Stored entries:
START

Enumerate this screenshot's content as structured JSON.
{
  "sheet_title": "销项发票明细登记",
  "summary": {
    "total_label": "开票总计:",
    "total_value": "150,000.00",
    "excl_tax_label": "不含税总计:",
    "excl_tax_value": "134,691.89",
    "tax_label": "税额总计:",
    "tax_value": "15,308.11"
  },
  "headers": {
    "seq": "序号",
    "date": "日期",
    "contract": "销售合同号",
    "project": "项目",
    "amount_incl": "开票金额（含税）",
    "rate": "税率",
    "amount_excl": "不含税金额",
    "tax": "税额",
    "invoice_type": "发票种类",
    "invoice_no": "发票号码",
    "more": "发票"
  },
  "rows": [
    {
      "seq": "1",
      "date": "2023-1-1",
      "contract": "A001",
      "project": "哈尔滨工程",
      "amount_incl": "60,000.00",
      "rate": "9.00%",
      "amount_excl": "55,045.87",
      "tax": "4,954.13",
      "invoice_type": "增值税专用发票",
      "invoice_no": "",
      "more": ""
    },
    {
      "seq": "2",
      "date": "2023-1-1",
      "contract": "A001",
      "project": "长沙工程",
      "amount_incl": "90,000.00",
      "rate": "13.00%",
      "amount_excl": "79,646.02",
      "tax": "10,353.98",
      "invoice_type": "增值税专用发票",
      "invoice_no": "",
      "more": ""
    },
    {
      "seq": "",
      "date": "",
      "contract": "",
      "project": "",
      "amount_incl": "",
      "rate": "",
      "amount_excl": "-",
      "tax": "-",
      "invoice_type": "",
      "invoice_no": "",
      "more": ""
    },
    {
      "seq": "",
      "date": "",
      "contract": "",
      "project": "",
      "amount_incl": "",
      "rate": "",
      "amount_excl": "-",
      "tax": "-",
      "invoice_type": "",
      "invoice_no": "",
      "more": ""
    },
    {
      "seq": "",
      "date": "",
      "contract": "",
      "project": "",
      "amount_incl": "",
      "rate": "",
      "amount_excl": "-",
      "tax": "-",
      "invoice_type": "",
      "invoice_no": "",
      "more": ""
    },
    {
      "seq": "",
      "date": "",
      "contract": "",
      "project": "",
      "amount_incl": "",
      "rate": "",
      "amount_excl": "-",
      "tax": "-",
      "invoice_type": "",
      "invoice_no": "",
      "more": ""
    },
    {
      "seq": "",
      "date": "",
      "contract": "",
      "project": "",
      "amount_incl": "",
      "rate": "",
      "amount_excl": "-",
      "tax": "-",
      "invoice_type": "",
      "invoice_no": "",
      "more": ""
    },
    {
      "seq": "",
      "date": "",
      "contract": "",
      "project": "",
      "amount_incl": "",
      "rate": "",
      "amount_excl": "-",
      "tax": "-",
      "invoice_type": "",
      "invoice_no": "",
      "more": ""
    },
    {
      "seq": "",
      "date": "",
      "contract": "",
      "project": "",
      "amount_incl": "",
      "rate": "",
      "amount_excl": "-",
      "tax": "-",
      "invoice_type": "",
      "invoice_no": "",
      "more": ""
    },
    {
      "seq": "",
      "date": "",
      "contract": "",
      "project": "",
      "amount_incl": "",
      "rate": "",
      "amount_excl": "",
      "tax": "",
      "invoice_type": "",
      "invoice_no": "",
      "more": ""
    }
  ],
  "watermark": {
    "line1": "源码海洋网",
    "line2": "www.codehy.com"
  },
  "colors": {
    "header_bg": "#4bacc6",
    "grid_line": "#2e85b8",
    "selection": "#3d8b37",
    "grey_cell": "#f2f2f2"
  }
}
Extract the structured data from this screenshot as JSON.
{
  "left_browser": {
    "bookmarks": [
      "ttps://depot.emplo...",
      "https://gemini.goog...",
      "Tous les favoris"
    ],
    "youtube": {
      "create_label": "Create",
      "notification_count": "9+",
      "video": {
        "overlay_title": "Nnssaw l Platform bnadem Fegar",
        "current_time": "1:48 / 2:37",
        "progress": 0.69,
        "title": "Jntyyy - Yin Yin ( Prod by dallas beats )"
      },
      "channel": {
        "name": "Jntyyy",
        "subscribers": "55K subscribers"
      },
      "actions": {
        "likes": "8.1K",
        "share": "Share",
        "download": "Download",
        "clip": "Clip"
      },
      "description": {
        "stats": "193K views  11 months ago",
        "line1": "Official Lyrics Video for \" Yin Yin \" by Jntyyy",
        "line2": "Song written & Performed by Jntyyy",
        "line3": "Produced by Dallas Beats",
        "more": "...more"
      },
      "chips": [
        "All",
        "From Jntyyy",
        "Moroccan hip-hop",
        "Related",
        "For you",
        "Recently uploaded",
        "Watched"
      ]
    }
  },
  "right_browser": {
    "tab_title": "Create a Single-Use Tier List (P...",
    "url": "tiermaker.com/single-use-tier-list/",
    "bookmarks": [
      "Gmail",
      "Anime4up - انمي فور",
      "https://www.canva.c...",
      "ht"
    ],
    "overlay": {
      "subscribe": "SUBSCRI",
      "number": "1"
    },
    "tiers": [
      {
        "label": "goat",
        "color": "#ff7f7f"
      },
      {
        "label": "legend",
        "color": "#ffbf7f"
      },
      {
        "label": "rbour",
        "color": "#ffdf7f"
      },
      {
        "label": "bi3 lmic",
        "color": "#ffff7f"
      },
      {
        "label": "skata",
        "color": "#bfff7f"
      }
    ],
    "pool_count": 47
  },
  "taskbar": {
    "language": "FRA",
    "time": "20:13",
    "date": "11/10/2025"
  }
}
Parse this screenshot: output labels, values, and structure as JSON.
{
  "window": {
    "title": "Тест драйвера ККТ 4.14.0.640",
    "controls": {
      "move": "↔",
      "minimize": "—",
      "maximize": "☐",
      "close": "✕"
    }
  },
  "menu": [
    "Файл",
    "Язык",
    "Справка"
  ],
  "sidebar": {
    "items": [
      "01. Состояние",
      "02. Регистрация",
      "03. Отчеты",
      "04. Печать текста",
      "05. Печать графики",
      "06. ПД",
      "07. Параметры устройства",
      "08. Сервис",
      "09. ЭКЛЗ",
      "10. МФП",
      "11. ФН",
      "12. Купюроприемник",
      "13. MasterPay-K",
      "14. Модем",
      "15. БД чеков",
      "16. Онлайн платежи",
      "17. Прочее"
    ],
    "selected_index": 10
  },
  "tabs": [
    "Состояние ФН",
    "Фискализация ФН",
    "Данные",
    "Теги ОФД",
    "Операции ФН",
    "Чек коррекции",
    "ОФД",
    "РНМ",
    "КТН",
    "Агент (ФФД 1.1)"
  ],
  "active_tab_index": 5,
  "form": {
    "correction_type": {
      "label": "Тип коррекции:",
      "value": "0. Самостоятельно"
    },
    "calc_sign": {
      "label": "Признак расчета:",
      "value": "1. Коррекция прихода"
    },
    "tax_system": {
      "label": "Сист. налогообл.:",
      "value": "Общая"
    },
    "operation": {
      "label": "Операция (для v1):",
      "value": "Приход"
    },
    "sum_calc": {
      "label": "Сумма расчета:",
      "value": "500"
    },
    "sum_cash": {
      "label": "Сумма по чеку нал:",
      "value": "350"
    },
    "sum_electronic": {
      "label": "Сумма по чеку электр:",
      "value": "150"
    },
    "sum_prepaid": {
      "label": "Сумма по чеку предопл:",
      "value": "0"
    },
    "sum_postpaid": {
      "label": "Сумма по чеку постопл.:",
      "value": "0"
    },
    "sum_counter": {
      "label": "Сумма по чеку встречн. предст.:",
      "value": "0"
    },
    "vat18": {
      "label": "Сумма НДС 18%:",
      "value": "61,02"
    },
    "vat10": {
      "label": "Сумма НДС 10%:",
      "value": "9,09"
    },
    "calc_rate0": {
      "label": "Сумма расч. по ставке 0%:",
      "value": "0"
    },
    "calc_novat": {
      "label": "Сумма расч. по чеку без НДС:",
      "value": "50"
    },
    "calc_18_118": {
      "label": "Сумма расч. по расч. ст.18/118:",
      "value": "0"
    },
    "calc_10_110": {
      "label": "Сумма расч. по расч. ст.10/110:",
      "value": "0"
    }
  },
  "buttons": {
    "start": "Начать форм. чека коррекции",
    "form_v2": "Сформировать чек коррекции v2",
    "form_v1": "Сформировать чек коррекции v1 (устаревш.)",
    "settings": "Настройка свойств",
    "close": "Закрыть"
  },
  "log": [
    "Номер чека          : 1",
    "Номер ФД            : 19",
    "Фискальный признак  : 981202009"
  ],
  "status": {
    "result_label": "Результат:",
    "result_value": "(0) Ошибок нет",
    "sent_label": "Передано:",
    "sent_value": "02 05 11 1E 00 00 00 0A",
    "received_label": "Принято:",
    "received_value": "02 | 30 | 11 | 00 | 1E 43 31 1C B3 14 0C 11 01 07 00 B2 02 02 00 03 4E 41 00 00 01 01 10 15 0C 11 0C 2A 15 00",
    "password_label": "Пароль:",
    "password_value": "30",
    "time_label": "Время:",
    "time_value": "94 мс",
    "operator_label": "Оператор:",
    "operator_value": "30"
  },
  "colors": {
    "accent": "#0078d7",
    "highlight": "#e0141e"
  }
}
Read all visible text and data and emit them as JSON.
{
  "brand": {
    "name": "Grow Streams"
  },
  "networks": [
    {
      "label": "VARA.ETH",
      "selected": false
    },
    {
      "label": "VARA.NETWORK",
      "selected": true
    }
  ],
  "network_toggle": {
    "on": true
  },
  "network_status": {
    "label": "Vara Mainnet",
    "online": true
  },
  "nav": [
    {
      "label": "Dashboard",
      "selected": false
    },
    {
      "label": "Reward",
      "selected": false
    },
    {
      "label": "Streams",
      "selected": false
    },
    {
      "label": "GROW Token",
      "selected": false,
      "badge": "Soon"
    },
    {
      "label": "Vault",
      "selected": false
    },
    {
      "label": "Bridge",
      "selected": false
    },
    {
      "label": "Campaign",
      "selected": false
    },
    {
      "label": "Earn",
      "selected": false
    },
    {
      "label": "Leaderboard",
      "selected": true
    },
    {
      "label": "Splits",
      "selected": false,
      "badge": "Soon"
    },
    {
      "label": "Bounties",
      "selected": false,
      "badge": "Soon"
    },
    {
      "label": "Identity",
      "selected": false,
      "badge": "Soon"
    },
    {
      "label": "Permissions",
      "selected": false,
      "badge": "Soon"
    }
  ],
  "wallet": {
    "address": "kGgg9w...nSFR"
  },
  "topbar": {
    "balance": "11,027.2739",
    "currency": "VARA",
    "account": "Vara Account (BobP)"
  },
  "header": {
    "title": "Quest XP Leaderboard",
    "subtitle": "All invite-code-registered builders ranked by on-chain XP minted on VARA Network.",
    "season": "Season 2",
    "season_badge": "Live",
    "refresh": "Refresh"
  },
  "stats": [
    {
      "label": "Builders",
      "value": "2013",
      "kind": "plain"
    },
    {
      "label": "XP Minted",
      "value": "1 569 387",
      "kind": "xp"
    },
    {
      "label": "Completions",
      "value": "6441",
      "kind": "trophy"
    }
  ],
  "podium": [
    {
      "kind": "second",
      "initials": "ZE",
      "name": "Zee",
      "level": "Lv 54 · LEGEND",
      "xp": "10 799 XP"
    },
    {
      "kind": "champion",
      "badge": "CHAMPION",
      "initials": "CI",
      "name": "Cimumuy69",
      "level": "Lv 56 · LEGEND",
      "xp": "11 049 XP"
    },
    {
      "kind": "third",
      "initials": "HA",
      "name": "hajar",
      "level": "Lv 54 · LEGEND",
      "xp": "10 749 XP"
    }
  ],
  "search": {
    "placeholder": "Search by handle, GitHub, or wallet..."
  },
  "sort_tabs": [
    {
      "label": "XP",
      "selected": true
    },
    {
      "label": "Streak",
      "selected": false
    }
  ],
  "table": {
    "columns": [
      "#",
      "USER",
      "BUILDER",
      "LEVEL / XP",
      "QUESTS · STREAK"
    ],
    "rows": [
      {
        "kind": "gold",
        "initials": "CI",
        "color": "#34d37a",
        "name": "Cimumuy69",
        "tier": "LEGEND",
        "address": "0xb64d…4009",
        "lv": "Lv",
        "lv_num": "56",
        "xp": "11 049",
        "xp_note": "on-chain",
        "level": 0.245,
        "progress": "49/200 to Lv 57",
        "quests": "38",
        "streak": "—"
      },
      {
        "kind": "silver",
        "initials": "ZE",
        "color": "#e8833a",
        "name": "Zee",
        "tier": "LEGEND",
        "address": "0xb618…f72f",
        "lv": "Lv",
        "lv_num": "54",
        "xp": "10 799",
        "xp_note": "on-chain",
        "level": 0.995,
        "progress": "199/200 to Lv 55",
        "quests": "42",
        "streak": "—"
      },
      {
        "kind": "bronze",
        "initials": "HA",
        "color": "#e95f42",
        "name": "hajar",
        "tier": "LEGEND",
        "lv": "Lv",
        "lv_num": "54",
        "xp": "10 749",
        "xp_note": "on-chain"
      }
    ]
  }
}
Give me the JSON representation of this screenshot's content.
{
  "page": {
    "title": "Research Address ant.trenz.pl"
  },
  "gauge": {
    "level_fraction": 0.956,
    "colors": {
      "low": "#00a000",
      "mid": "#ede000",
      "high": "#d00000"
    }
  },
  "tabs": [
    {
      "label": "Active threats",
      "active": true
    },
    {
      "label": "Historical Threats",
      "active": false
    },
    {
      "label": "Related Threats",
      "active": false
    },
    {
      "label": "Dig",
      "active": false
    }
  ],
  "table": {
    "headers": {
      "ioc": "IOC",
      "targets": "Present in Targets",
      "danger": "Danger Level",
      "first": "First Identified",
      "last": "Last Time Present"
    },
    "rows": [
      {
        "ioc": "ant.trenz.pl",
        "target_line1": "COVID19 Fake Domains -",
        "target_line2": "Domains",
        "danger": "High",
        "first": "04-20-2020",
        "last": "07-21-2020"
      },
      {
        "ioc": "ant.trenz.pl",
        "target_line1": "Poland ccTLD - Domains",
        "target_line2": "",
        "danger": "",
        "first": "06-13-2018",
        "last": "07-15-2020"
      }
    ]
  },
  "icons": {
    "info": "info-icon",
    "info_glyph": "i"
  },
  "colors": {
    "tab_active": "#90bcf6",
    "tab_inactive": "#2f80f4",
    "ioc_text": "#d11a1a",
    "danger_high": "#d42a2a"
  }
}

END

__WHAT THE TASK ASKS__: Determine the number of lines in the entries above where the string "kind" appears. Answer with the number alone.

__RESULT BELOW__: 9